What to produce: Filter the entries below, keeping only lines with the word "ylabel".

Some records:
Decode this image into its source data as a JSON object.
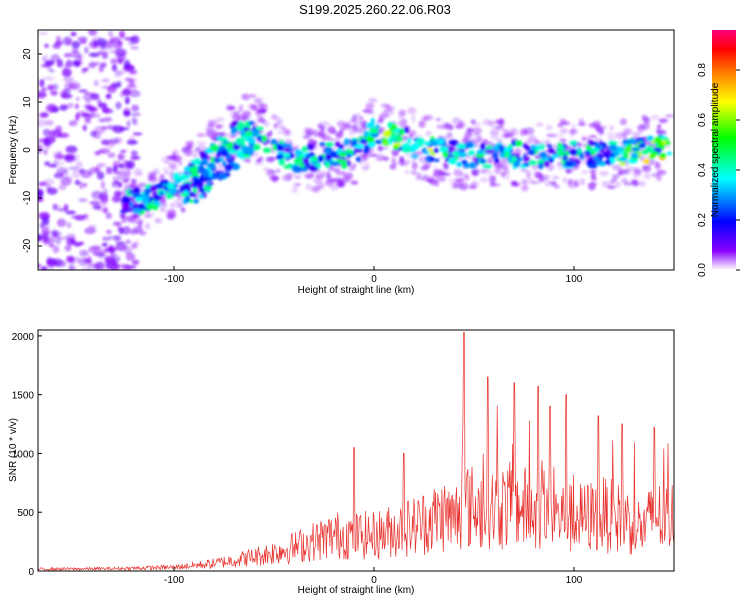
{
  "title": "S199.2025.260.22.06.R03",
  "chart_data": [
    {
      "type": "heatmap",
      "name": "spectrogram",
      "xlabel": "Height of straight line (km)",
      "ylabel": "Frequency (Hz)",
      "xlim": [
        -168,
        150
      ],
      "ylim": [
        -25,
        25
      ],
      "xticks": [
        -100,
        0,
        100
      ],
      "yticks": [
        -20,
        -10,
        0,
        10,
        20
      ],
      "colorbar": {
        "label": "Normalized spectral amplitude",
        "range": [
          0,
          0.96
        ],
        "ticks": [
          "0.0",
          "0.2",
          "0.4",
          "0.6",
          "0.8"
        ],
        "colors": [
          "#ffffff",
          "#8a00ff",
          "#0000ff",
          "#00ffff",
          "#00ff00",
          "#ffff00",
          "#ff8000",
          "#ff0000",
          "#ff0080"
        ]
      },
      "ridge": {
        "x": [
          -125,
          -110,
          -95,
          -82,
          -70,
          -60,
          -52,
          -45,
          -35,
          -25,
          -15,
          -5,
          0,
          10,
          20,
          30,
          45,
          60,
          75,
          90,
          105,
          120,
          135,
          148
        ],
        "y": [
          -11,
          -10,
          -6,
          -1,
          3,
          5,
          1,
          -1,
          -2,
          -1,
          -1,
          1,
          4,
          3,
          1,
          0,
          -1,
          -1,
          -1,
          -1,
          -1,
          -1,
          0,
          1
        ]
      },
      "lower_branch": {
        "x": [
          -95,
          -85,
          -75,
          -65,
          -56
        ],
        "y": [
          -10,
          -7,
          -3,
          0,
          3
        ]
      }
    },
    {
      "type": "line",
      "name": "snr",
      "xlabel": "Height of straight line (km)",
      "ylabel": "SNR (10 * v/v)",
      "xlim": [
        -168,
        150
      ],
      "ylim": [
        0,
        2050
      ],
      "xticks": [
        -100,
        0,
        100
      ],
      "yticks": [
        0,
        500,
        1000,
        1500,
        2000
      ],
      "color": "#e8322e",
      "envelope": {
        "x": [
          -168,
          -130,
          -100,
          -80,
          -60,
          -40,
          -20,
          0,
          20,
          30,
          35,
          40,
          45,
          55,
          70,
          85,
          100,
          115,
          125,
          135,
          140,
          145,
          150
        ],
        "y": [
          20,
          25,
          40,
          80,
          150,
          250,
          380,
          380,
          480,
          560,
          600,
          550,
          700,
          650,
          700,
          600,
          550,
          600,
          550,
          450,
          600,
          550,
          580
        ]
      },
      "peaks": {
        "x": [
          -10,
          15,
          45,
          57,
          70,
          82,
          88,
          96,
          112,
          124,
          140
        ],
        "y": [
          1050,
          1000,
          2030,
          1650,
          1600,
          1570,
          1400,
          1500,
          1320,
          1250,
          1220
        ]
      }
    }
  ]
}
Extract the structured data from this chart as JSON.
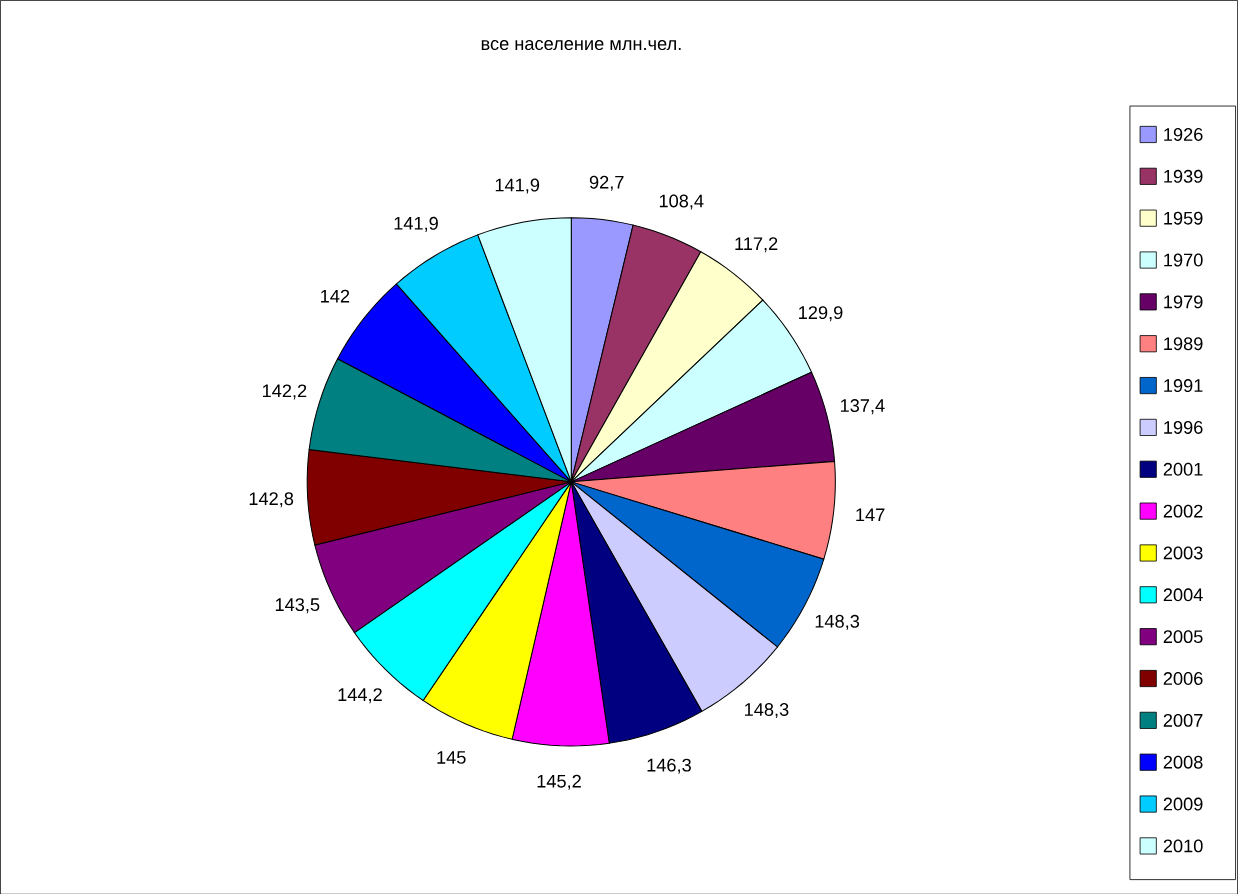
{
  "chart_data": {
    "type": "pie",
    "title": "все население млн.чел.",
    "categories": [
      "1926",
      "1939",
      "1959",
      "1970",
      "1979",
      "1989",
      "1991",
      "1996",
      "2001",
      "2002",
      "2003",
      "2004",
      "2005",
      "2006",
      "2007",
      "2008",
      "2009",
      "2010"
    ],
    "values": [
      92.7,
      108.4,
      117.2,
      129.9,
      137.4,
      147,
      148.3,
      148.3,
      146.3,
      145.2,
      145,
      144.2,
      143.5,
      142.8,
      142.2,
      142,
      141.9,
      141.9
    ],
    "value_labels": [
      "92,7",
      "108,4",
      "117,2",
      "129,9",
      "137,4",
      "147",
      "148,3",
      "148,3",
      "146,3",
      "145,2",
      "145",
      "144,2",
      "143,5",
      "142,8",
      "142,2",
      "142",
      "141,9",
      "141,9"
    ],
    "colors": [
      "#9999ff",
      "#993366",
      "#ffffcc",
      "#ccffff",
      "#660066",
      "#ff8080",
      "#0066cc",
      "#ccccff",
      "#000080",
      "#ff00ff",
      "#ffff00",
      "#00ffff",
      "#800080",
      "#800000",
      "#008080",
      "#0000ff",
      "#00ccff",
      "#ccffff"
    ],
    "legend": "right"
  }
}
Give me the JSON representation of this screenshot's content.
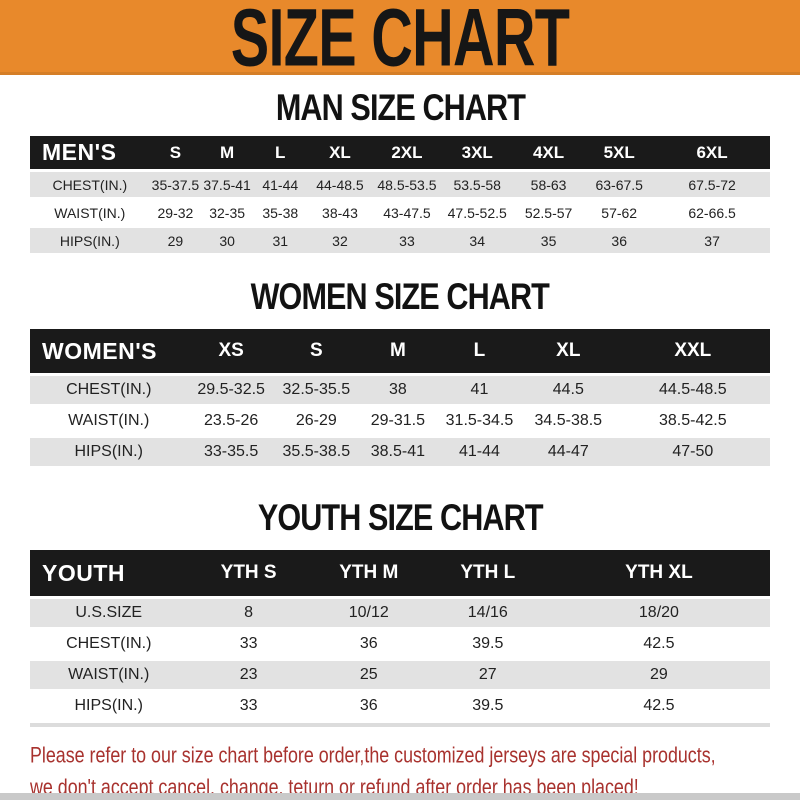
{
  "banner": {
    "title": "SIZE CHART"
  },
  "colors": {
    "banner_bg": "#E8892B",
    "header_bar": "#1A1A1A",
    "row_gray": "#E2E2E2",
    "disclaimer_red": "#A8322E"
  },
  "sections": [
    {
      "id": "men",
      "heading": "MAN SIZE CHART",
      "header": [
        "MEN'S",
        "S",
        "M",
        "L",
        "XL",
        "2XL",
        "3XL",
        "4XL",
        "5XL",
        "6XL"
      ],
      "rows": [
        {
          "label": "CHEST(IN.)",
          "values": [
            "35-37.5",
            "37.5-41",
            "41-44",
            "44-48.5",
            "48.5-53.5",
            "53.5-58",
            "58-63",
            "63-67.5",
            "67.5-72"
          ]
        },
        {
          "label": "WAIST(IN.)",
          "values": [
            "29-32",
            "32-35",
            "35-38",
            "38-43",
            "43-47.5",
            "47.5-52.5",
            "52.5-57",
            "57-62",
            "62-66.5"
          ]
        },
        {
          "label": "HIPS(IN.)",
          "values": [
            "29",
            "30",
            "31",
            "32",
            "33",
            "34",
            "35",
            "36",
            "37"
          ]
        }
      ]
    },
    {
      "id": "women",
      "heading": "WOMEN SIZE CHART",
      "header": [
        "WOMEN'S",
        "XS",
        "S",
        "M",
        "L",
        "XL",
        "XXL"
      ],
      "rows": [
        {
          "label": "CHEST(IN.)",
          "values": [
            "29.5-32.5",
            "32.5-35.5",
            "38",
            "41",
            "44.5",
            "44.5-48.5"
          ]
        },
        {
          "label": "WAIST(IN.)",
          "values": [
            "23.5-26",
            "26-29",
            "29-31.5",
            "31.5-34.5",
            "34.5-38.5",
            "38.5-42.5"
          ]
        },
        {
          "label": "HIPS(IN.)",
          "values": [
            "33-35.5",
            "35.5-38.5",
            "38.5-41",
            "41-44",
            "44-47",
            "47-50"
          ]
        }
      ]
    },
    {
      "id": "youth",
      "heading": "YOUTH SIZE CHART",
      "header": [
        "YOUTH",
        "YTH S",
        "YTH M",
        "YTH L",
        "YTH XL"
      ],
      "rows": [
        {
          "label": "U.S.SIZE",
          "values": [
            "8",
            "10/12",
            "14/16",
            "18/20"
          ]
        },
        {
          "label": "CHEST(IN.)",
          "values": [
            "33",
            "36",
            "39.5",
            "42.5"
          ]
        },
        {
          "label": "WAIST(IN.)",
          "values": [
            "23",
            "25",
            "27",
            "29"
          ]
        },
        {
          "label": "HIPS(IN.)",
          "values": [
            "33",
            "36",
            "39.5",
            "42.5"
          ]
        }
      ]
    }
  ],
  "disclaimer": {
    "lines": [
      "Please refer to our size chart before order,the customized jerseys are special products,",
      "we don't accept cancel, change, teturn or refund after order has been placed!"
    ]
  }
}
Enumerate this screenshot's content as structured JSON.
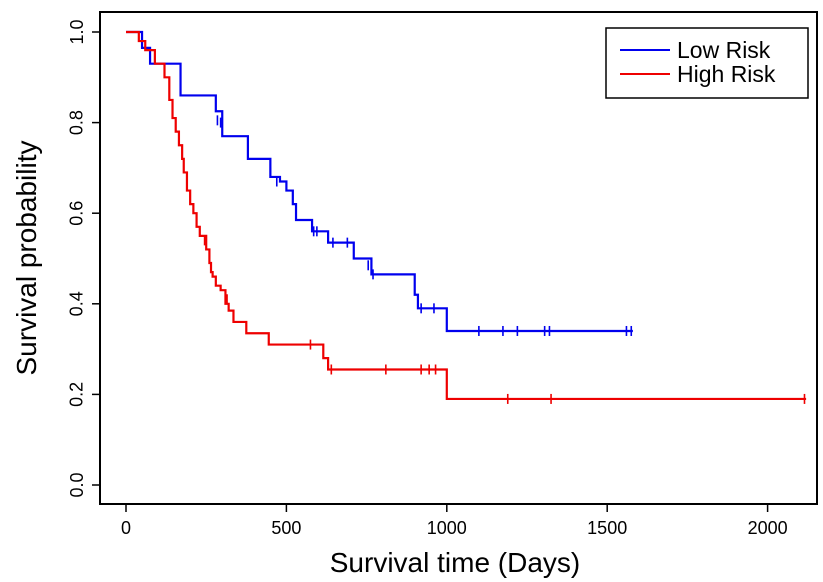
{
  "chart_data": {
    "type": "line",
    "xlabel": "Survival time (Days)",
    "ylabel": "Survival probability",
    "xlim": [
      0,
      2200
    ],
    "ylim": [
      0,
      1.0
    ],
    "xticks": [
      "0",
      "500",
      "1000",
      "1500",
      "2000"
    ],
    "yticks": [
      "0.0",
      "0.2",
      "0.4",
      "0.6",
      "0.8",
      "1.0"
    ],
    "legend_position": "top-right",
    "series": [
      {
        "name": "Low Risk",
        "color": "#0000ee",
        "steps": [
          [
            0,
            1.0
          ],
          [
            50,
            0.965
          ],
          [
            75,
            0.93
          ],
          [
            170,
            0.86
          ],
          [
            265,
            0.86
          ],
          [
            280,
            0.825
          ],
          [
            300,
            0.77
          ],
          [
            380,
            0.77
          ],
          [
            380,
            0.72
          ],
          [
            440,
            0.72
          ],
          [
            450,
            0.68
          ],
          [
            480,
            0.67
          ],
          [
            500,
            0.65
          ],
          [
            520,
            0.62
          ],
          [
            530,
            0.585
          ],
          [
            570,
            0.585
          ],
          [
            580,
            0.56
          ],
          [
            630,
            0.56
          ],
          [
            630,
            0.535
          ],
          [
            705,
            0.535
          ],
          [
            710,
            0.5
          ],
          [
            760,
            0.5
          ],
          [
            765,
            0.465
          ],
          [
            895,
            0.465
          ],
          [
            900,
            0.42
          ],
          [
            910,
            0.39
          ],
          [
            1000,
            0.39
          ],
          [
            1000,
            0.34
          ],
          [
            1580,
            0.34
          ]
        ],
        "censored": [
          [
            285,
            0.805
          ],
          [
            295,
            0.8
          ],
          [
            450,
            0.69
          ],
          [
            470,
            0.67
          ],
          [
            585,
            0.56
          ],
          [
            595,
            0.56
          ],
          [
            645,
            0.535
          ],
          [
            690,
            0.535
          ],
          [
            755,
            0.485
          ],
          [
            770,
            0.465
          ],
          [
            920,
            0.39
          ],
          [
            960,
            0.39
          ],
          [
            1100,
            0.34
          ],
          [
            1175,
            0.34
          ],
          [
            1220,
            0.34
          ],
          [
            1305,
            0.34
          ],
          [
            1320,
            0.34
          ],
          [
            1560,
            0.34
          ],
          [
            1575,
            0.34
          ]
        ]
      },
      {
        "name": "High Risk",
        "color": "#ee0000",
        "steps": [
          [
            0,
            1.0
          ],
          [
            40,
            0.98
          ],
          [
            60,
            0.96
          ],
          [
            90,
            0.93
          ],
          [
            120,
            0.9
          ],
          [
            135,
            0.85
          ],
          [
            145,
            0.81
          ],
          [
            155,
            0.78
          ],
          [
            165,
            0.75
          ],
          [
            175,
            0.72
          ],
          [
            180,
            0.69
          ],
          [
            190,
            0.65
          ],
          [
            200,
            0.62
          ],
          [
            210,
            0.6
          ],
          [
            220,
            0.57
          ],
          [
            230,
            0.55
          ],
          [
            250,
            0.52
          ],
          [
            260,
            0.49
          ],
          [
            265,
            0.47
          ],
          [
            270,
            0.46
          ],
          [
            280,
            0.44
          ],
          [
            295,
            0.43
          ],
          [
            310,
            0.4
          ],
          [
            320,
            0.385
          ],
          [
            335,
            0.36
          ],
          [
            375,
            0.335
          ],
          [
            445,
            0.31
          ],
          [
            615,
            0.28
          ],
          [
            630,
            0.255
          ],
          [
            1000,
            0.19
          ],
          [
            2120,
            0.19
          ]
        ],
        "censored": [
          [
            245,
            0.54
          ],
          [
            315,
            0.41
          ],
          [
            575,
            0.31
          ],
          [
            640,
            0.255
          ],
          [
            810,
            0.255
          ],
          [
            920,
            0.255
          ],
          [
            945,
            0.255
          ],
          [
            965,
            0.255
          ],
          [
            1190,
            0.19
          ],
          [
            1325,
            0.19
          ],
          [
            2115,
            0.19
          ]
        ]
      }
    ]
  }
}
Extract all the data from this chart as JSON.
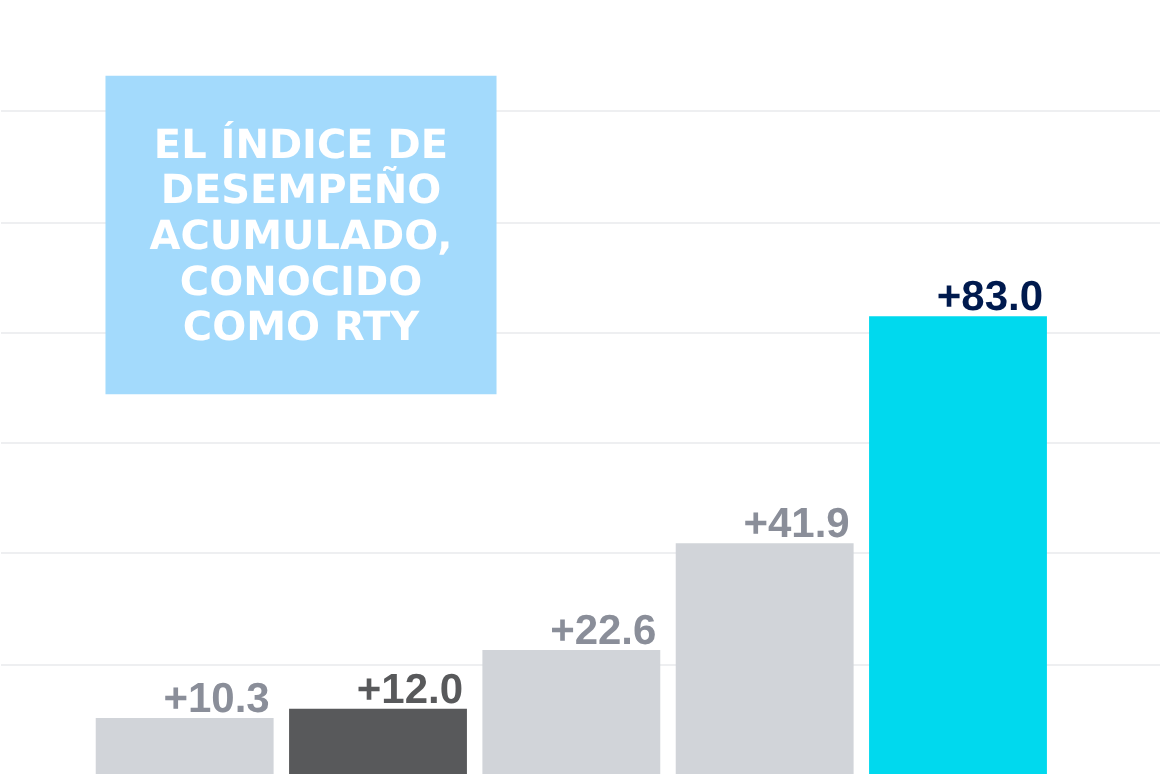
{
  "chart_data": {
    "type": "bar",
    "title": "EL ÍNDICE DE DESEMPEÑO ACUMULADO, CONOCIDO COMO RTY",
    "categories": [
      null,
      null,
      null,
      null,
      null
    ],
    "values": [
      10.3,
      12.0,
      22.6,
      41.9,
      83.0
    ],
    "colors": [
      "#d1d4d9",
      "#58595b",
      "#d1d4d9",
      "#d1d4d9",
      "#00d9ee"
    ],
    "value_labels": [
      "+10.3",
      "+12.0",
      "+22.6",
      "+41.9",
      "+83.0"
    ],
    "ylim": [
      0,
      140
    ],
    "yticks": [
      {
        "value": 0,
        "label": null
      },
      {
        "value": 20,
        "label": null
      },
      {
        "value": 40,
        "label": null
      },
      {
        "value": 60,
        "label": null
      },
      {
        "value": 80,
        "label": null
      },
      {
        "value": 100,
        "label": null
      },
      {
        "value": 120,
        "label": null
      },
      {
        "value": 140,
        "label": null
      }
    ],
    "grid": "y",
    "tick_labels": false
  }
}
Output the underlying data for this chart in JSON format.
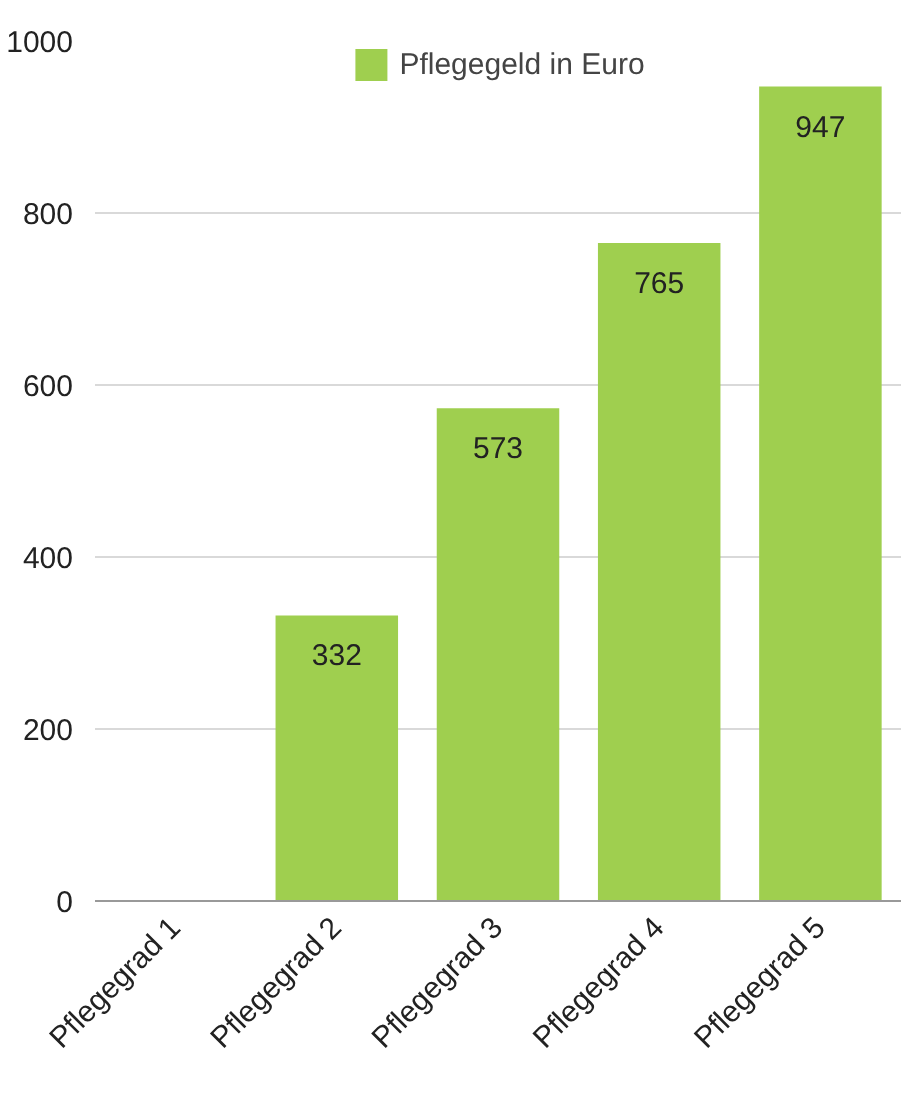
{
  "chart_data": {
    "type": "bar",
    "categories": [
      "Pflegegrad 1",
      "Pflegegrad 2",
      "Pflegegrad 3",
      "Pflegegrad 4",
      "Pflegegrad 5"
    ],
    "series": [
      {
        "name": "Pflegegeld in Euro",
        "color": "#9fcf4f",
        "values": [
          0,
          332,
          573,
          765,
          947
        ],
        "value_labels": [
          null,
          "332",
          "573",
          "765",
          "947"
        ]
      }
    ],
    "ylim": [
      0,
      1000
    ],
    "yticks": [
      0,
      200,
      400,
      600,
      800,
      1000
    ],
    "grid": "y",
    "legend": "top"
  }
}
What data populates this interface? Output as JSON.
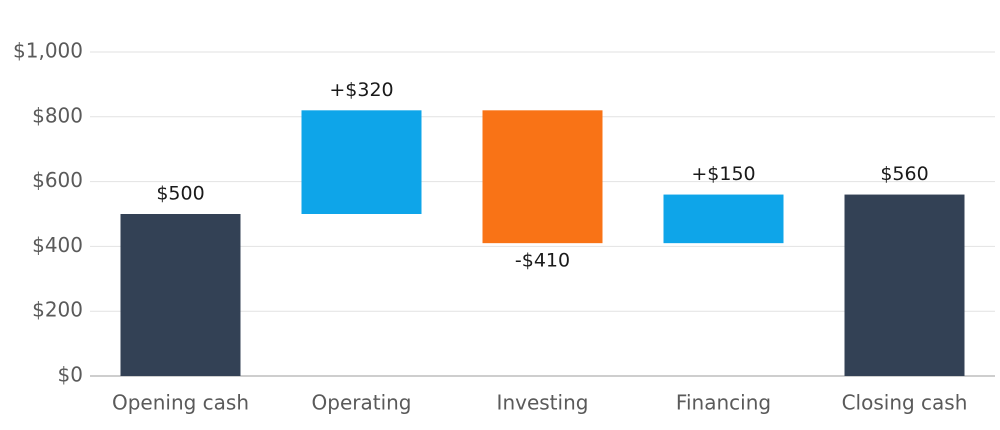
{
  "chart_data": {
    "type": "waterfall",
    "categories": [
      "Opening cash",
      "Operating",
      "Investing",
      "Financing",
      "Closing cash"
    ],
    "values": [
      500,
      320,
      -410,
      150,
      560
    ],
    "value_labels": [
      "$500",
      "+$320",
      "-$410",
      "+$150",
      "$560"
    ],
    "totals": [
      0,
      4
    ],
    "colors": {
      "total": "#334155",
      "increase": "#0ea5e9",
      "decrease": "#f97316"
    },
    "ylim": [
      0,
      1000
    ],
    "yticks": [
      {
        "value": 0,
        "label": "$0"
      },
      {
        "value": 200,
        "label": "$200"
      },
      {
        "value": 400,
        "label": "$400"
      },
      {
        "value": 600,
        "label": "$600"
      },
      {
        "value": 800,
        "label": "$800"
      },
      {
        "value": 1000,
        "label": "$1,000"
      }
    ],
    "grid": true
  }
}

Reply:
      "ylabel": "Frequency (Hz)",
      "ylabel": "SNR (10 * v/v)",
    "ylabel": "Survival probability",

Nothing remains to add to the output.